* _Exercise objective_:
Swap "x-tick-label" for "x-axis-label" wherever it occurs in the stretch of data from the start through the line containing "iterations-chart-legend: Jacobi Gauss-Seidel", and write out only that stretch with nothing else changed.

* _Dataset content_:

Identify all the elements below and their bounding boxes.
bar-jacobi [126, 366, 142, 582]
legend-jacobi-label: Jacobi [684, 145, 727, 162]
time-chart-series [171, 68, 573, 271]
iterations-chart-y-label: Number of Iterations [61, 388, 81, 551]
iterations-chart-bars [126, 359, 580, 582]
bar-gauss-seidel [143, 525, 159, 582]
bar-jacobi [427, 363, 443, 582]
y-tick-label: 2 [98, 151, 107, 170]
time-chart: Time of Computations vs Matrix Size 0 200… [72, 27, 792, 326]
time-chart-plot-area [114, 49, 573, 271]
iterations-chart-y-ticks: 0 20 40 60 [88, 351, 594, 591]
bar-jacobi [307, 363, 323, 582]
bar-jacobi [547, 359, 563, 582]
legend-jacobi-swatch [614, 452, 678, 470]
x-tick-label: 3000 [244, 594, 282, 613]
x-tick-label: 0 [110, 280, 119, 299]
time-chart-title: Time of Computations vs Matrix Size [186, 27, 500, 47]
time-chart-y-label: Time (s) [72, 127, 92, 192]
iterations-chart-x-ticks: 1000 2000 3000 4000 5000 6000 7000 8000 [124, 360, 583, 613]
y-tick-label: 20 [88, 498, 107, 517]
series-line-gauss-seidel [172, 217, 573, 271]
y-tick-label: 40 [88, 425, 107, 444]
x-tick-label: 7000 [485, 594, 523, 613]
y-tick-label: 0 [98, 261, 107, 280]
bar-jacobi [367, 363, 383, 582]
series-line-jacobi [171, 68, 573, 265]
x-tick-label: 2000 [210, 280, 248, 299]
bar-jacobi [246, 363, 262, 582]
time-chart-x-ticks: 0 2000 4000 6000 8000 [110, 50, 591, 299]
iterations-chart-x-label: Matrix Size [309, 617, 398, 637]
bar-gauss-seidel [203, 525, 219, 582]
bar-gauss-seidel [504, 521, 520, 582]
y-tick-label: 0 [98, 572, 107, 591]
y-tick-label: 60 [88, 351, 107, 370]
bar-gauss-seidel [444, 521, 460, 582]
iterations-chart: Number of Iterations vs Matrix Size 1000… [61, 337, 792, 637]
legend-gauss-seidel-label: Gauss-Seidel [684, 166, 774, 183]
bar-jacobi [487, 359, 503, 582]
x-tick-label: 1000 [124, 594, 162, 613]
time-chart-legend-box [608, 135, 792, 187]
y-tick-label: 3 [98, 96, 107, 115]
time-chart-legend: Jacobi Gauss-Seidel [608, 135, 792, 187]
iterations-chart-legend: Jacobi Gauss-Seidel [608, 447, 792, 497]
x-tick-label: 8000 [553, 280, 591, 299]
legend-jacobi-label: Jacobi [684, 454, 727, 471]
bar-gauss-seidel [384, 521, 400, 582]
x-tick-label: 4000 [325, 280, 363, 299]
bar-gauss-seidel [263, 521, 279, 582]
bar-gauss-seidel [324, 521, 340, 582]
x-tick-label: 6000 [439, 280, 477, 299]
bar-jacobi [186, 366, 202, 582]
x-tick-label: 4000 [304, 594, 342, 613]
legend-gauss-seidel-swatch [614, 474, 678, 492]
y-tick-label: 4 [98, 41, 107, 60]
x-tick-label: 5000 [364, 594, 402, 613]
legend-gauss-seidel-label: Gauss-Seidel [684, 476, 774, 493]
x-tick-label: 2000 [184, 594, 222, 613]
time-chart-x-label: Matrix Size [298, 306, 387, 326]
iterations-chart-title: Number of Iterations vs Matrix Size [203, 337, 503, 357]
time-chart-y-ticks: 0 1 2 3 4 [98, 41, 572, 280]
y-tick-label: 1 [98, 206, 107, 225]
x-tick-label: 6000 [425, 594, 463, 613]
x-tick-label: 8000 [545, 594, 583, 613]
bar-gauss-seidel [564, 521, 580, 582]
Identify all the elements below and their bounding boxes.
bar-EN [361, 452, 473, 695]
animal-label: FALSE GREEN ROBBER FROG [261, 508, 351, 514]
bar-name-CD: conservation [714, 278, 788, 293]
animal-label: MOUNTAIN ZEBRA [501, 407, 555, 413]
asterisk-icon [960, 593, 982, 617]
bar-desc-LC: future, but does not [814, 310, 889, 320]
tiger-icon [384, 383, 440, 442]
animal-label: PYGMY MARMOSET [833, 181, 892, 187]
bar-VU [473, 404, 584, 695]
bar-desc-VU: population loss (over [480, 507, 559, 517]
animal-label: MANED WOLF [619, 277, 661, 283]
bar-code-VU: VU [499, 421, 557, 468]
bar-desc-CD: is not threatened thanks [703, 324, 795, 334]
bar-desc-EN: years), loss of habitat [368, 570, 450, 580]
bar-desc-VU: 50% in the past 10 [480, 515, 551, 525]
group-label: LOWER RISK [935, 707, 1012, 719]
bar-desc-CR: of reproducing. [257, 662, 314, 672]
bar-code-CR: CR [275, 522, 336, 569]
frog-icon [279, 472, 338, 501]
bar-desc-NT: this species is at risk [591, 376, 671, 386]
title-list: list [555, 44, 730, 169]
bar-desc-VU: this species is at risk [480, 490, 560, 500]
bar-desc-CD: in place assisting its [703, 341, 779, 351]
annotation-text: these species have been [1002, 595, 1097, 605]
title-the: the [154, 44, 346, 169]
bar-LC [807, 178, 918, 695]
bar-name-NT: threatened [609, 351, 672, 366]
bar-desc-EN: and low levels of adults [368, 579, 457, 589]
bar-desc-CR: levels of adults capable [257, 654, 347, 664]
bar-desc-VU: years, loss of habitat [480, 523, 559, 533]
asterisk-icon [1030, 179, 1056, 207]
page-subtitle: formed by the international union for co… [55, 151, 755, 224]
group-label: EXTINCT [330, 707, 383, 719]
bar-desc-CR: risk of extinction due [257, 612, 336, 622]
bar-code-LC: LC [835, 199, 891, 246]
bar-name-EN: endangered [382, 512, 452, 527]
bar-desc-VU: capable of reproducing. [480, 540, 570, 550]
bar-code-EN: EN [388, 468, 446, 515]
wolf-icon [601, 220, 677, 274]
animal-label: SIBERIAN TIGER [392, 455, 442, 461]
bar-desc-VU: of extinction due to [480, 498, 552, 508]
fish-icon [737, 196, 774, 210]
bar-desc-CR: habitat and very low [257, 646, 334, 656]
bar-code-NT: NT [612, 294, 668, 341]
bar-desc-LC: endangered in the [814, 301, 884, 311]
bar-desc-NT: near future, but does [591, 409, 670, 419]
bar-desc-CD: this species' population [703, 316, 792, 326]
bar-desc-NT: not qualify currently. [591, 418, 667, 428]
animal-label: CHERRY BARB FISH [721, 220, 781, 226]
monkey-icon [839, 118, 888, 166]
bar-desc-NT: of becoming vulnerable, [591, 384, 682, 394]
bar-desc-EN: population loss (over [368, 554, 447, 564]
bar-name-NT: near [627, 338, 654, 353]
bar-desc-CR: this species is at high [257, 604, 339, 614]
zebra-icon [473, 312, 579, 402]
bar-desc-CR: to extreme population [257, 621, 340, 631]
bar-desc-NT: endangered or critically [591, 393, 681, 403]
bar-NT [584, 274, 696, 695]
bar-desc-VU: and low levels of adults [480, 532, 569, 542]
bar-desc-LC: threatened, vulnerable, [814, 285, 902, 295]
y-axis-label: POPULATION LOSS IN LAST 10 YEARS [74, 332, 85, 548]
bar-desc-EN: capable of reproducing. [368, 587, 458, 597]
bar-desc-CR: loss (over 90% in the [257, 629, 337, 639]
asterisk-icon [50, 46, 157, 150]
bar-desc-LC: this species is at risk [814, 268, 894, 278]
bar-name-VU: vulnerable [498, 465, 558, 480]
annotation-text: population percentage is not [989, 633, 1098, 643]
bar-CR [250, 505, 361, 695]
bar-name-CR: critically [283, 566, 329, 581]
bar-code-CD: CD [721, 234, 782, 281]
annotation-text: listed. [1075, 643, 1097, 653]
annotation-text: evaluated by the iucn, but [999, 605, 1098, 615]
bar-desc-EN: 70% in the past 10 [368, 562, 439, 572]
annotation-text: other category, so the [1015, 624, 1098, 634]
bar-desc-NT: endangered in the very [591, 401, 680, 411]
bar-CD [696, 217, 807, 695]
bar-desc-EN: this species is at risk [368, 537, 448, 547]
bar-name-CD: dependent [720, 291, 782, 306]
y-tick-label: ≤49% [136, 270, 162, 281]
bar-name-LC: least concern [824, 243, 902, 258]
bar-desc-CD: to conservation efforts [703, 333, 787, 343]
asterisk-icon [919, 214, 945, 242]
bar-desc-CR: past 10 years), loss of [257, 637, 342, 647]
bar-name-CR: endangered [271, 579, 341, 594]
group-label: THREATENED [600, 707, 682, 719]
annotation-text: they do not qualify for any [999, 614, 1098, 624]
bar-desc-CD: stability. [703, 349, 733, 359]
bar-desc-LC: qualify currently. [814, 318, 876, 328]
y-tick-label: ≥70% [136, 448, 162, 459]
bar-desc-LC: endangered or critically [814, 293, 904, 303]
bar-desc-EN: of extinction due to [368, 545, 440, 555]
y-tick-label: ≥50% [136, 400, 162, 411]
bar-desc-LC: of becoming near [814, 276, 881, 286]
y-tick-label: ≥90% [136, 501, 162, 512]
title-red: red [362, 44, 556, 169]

* _The reply_:
Identify all the elements below and their bounding boxes.
bar-jacobi [126, 366, 142, 582]
legend-jacobi-label: Jacobi [684, 145, 727, 162]
time-chart-series [171, 68, 573, 271]
iterations-chart-y-label: Number of Iterations [61, 388, 81, 551]
iterations-chart-bars [126, 359, 580, 582]
bar-gauss-seidel [143, 525, 159, 582]
bar-jacobi [427, 363, 443, 582]
y-tick-label: 2 [98, 151, 107, 170]
time-chart: Time of Computations vs Matrix Size 0 200… [72, 27, 792, 326]
time-chart-plot-area [114, 49, 573, 271]
iterations-chart-y-ticks: 0 20 40 60 [88, 351, 594, 591]
bar-jacobi [307, 363, 323, 582]
bar-jacobi [547, 359, 563, 582]
legend-jacobi-swatch [614, 452, 678, 470]
x-axis-label: 3000 [244, 594, 282, 613]
x-axis-label: 0 [110, 280, 119, 299]
time-chart-title: Time of Computations vs Matrix Size [186, 27, 500, 47]
time-chart-y-label: Time (s) [72, 127, 92, 192]
iterations-chart-x-ticks: 1000 2000 3000 4000 5000 6000 7000 8000 [124, 360, 583, 613]
y-tick-label: 20 [88, 498, 107, 517]
series-line-gauss-seidel [172, 217, 573, 271]
y-tick-label: 40 [88, 425, 107, 444]
x-axis-label: 7000 [485, 594, 523, 613]
y-tick-label: 0 [98, 261, 107, 280]
bar-jacobi [367, 363, 383, 582]
series-line-jacobi [171, 68, 573, 265]
x-axis-label: 2000 [210, 280, 248, 299]
bar-jacobi [246, 363, 262, 582]
time-chart-x-ticks: 0 2000 4000 6000 8000 [110, 50, 591, 299]
iterations-chart-x-label: Matrix Size [309, 617, 398, 637]
bar-gauss-seidel [203, 525, 219, 582]
bar-gauss-seidel [504, 521, 520, 582]
y-tick-label: 0 [98, 572, 107, 591]
y-tick-label: 60 [88, 351, 107, 370]
bar-gauss-seidel [444, 521, 460, 582]
iterations-chart: Number of Iterations vs Matrix Size 1000… [61, 337, 792, 637]
legend-gauss-seidel-label: Gauss-Seidel [684, 166, 774, 183]
bar-jacobi [487, 359, 503, 582]
x-axis-label: 1000 [124, 594, 162, 613]
time-chart-legend-box [608, 135, 792, 187]
y-tick-label: 3 [98, 96, 107, 115]
time-chart-legend: Jacobi Gauss-Seidel [608, 135, 792, 187]
iterations-chart-legend: Jacobi Gauss-Seidel [608, 447, 792, 497]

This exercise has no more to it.